• WHAT IS NEEDED:
Print the entire listing. Each line must match the original exactly.

• RECORDS TO PROCESS:

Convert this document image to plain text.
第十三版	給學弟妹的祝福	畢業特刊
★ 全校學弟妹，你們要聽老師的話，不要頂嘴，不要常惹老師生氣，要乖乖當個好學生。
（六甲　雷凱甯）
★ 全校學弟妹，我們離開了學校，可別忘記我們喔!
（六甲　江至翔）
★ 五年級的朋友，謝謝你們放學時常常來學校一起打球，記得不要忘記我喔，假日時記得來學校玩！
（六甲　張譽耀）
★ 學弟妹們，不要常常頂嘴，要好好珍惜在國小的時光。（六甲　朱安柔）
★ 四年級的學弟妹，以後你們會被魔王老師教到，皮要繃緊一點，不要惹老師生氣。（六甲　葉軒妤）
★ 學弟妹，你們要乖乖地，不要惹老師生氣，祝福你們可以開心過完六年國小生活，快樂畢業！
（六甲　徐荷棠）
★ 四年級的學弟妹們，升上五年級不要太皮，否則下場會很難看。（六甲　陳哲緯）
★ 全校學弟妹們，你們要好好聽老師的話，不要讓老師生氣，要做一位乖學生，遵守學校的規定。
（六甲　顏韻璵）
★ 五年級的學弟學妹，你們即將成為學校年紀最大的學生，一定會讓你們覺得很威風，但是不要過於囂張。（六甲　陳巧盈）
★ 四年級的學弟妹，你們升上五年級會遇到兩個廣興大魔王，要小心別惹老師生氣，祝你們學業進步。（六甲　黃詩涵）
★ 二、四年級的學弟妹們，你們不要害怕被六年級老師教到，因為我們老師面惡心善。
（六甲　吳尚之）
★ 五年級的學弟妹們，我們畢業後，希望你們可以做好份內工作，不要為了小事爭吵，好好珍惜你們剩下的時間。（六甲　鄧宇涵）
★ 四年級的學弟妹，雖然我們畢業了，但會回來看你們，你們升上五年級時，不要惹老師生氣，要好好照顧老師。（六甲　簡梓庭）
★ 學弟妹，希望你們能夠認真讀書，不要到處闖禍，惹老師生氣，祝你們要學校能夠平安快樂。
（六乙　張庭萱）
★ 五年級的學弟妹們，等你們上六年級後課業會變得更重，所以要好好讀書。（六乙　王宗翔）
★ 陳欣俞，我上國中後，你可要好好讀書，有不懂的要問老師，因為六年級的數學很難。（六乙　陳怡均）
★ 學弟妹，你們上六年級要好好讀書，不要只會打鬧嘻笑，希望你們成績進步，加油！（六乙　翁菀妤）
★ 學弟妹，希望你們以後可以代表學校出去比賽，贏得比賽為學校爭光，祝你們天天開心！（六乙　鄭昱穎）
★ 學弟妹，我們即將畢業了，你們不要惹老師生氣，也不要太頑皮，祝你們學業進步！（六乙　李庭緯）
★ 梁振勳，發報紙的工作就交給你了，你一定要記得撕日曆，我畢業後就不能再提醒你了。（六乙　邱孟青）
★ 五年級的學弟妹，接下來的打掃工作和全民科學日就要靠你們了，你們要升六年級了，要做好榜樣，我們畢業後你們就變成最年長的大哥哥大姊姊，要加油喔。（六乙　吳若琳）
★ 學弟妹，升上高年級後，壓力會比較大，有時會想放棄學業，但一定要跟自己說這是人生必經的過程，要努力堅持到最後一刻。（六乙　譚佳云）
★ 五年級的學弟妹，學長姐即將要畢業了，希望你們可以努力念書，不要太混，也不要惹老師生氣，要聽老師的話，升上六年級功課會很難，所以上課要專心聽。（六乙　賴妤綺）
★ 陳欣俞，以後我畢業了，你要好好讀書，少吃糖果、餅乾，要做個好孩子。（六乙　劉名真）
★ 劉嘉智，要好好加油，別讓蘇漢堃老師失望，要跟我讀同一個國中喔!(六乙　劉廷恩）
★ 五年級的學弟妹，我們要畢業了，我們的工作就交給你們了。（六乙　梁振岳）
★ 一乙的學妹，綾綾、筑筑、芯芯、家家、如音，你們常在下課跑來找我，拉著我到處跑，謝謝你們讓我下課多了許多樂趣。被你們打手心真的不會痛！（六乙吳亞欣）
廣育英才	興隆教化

• WORKED ANSWER:
Convert this document image to plain text.
第十三版	給學弟妹的祝福	畢業特刊
★ 全校學弟妹，你們要聽老師的話，不要頂嘴，不要常惹老師生氣，要乖乖當個好學生。
（六甲　雷凱甯）
★ 全校學弟妹，我們離開了學校，可別忘記我們喔!
（六甲　江至翔）
★ 五年級的朋友，謝謝你們放學時常常來學校一起打球，記得不要忘記我喔，假日時記得來學校玩！
（六甲　張譽耀）
★ 學弟妹們，不要常常頂嘴，要好好珍惜在國小的時光。（六甲　朱安柔）
★ 四年級的學弟妹，以後你們會被魔王老師教到，皮要繃緊一點，不要惹老師生氣。（六甲　葉軒妤）
★ 學弟妹，你們要乖乖地，不要惹老師生氣，祝福你們可以開心過完六年國小生活，快樂畢業！
（六甲　徐荷棠）
★ 四年級的學弟妹們，升上五年級不要太皮，否則下場會很難看。（六甲　陳哲緯）
★ 全校學弟妹們，你們要好好聽老師的話，不要讓老師生氣，要做一位乖學生，遵守學校的規定。
（六甲　顏韻璵）
★ 五年級的學弟學妹，你們即將成為學校年紀最大的學生，一定會讓你們覺得很威風，但是不要過於囂張。（六甲　陳巧盈）
★ 四年級的學弟妹，你們升上五年級會遇到兩個廣興大魔王，要小心別惹老師生氣，祝你們學業進步。（六甲　黃詩涵）
★ 二、四年級的學弟妹們，你們不要害怕被六年級老師教到，因為我們老師面惡心善。
（六甲　吳尚之）
★ 五年級的學弟妹們，我們畢業後，希望你們可以做好份內工作，不要為了小事爭吵，好好珍惜你們剩下的時間。（六甲　鄧宇涵）
★ 四年級的學弟妹，雖然我們畢業了，但會回來看你們，你們升上五年級時，不要惹老師生氣，要好好照顧老師。（六甲　簡梓庭）
★ 學弟妹，希望你們能夠認真讀書，不要到處闖禍，惹老師生氣，祝你們要學校能夠平安快樂。
（六乙　張庭萱）
★ 五年級的學弟妹們，等你們上六年級後課業會變得更重，所以要好好讀書。（六乙　王宗翔）
★ 陳欣俞，我上國中後，你可要好好讀書，有不懂的要問老師，因為六年級的數學很難。（六乙　陳怡均）
★ 學弟妹，你們上六年級要好好讀書，不要只會打鬧嘻笑，希望你們成績進步，加油！（六乙　翁菀妤）
★ 學弟妹，希望你們以後可以代表學校出去比賽，贏得比賽為學校爭光，祝你們天天開心！（六乙　鄭昱穎）
★ 學弟妹，我們即將畢業了，你們不要惹老師生氣，也不要太頑皮，祝你們學業進步！（六乙　李庭緯）
★ 梁振勳，發報紙的工作就交給你了，你一定要記得撕日曆，我畢業後就不能再提醒你了。（六乙　邱孟青）
★ 五年級的學弟妹，接下來的打掃工作和全民科學日就要靠你們了，你們要升六年級了，要做好榜樣，我們畢業後你們就變成最年長的大哥哥大姊姊，要加油喔。（六乙　吳若琳）
★ 學弟妹，升上高年級後，壓力會比較大，有時會想放棄學業，但一定要跟自己說這是人生必經的過程，要努力堅持到最後一刻。（六乙　譚佳云）
★ 五年級的學弟妹，學長姐即將要畢業了，希望你們可以努力念書，不要太混，也不要惹老師生氣，要聽老師的話，升上六年級功課會很難，所以上課要專心聽。（六乙　賴妤綺）
★ 陳欣俞，以後我畢業了，你要好好讀書，少吃糖果、餅乾，要做個好孩子。（六乙　劉名真）
★ 劉嘉智，要好好加油，別讓蘇漢堃老師失望，要跟我讀同一個國中喔!(六乙　劉廷恩）
★ 五年級的學弟妹，我們要畢業了，我們的工作就交給你們了。（六乙　梁振岳）
★ 一乙的學妹，綾綾、筑筑、芯芯、家家、如音，你們常在下課跑來找我，拉著我到處跑，謝謝你們讓我下課多了許多樂趣。被你們打手心真的不會痛！（六乙吳亞欣）
廣育英才	興隆教化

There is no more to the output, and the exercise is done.